◆ **Try it**
According to the commit below, why is blob: included in the new worker-src directive?

◆ **Supplied passage**
□ □ □ □ □ □ □

Add CSP for worker-src (#6059)

* Specify worker-src seperately, add blob: * Upgrade react-qr-scan to latest version
2017-07-14 18:50:19 +02:00 · 2017-07-14 18:50:19 +02:00 · a4fa6a3ac7
commit a4fa6a3ac7
parent 3308c40440
2 changed files with 4 additions and 2 deletions
--- a/dapps/src/handlers/mod.rs
+++ b/dapps/src/handlers/mod.rs
@ -68,6 +68,9 @@ pub fn add_security_headers(headers: &mut header::Headers, embeddable_on: Embedd
 		b"font-src 'self' data: https:;".to_vec(),
 		// Allow inline scripts and scripts eval (webpack/jsconsole)
 		b"script-src 'self' 'unsafe-inline' 'unsafe-eval';".to_vec(),
+		// Same restrictions as script-src (fallback) with additional
+		// blob: that is required for camera access (worker)
+		b"worker-src 'self' 'unsafe-inline' 'unsafe-eval' blob: ;".to_vec(),
 		// Restrict everything else to the same origin.
 		b"default-src 'self';".to_vec(),
 		// Run in sandbox mode (although it's not fully safe since we allow same-origin and script)
@ -140,4 +143,3 @@ pub fn convert_uri_to_url(uri: &uri::RequestUri, host: Option<&header::Host>) ->
 		_ => None,
 	}
 }
-
--- a/js/package.json
+++ b/js/package.json
@ -209,7 +209,7 @@
    "react-intl": "2.1.5",
    "react-markdown": "2.4.4",
    "react-portal": "3.0.0",
-    "react-qr-reader": "1.0.3",
+    "react-qr-reader": "1.1.3",
    "react-redux": "4.4.6",
    "react-router": "3.0.0",
    "react-router-redux": "4.0.7",

□ □ □ □ □ □ □

◆ **Record set**
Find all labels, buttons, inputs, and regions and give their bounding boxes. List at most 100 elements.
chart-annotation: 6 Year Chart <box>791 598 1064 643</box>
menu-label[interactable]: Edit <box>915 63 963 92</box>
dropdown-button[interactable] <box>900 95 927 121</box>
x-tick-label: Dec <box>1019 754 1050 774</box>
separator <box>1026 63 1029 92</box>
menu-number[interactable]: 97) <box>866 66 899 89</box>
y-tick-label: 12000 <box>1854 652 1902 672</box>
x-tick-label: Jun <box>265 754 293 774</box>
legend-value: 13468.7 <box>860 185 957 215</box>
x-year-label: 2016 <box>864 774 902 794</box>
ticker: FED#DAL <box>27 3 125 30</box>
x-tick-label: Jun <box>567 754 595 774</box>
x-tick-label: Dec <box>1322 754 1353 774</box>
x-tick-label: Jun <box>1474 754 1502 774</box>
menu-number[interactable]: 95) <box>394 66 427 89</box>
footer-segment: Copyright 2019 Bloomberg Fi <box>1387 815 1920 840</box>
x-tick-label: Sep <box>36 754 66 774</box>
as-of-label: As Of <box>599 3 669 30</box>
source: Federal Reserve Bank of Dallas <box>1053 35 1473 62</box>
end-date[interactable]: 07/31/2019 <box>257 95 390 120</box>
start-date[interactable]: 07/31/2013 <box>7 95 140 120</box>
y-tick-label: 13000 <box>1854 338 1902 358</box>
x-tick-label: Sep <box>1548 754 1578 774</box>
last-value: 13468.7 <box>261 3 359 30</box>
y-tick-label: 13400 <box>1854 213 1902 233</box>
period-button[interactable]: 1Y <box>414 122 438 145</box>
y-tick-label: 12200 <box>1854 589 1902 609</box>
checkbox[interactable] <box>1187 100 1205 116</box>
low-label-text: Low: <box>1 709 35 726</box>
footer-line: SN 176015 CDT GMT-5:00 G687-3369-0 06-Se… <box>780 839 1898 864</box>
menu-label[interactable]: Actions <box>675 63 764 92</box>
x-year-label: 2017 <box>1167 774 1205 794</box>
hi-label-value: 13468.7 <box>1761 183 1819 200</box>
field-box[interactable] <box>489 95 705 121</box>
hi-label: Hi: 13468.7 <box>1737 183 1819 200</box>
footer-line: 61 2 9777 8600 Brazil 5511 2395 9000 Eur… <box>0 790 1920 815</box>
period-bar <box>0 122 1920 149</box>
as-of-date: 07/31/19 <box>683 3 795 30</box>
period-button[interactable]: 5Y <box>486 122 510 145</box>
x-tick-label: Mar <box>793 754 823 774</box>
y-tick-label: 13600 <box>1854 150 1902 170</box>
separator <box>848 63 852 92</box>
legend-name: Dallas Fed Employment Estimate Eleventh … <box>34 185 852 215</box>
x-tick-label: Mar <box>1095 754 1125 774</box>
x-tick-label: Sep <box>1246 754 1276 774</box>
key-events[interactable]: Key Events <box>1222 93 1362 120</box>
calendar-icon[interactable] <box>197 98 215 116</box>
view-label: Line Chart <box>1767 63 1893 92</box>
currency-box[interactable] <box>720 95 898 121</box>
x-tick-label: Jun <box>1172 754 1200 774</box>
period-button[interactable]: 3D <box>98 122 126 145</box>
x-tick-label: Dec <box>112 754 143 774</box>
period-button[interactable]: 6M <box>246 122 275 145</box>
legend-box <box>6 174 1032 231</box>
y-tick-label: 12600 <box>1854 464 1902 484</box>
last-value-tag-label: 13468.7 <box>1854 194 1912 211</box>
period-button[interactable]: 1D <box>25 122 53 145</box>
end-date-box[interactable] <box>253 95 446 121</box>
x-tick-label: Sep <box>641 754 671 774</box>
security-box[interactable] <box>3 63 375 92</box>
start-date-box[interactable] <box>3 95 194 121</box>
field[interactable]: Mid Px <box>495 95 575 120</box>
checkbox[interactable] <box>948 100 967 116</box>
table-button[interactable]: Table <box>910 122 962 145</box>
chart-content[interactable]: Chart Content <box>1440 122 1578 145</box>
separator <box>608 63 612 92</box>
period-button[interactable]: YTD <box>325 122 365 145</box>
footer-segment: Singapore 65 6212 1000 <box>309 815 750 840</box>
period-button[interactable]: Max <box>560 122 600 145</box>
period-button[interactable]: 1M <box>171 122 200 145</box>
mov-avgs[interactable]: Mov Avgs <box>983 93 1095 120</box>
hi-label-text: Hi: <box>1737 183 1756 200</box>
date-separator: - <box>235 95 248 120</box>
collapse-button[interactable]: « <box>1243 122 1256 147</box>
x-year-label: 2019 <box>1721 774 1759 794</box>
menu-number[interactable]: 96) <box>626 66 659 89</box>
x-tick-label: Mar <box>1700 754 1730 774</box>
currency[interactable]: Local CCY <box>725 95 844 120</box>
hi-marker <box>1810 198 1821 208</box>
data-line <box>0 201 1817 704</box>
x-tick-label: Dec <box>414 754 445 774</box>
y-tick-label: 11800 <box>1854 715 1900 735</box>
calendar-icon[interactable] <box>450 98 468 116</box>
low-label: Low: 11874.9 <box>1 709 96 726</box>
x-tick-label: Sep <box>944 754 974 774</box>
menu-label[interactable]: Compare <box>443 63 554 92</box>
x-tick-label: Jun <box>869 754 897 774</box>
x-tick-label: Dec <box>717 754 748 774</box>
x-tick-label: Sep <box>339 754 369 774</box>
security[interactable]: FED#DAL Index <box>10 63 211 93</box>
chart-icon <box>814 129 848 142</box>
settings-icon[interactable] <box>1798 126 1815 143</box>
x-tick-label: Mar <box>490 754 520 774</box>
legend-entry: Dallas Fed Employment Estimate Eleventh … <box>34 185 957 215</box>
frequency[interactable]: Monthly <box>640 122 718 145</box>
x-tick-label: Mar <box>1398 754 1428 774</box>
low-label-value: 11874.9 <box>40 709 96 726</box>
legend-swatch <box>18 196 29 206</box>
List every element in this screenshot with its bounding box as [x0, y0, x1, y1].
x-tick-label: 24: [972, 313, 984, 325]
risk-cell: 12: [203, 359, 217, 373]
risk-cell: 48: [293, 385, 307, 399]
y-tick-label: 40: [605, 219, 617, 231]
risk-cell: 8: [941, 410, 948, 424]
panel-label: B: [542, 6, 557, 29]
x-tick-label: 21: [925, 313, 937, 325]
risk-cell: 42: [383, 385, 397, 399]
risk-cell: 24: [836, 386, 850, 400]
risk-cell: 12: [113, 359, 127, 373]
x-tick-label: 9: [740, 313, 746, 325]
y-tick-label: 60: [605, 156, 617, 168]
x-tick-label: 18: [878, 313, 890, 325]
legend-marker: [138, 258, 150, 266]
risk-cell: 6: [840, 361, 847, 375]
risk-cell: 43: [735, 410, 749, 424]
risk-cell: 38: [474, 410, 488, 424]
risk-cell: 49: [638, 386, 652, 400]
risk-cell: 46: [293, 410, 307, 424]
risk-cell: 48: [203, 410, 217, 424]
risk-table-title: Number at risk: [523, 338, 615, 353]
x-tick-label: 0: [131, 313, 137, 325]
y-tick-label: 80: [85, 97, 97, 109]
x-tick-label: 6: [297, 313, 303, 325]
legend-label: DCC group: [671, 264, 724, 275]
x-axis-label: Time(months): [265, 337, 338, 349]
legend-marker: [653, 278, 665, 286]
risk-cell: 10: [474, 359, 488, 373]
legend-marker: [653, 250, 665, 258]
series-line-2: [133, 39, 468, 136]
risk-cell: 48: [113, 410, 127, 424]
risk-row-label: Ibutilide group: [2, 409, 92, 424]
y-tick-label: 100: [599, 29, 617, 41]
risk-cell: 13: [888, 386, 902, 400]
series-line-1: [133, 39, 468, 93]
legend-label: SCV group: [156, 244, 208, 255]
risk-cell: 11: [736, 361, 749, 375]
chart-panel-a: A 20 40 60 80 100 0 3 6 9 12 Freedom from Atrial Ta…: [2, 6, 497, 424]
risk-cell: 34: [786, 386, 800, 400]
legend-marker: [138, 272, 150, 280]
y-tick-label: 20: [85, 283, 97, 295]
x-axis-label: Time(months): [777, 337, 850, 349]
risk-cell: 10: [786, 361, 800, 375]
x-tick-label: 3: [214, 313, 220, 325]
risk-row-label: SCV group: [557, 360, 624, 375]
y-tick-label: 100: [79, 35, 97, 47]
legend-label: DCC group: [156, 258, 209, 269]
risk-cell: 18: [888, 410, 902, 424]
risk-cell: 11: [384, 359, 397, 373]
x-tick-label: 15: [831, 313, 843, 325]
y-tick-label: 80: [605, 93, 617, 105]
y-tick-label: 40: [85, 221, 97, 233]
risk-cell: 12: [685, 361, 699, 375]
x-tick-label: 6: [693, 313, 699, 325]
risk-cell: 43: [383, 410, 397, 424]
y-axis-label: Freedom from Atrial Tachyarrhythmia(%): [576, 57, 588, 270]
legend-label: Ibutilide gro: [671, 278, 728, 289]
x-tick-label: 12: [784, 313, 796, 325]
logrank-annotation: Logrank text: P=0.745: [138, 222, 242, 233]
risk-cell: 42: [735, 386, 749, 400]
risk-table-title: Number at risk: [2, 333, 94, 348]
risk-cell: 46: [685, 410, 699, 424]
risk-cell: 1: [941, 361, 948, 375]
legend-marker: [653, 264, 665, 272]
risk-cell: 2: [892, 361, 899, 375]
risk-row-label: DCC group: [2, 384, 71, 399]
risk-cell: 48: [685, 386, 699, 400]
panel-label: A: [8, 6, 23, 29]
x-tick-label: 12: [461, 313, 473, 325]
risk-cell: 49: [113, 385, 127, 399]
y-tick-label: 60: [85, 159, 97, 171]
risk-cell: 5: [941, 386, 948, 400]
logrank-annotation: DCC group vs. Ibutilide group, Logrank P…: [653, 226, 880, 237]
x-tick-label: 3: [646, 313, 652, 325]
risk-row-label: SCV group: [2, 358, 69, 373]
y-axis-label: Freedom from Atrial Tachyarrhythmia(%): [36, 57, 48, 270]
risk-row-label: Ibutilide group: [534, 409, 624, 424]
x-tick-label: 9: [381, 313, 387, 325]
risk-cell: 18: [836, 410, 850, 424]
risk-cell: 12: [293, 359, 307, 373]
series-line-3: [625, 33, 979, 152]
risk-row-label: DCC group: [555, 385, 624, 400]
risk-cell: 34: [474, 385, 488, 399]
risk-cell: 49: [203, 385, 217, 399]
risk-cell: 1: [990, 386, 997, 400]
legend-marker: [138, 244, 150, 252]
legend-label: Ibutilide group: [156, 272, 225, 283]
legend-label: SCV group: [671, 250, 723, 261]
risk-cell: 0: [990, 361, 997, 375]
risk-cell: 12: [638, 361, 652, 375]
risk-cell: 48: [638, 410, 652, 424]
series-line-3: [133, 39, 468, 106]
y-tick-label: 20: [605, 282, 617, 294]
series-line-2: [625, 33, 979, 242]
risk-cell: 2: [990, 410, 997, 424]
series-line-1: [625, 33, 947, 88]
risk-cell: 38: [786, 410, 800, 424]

□ □ □ □ □ □ □

◆ **Response area**
It is required for camera access (worker).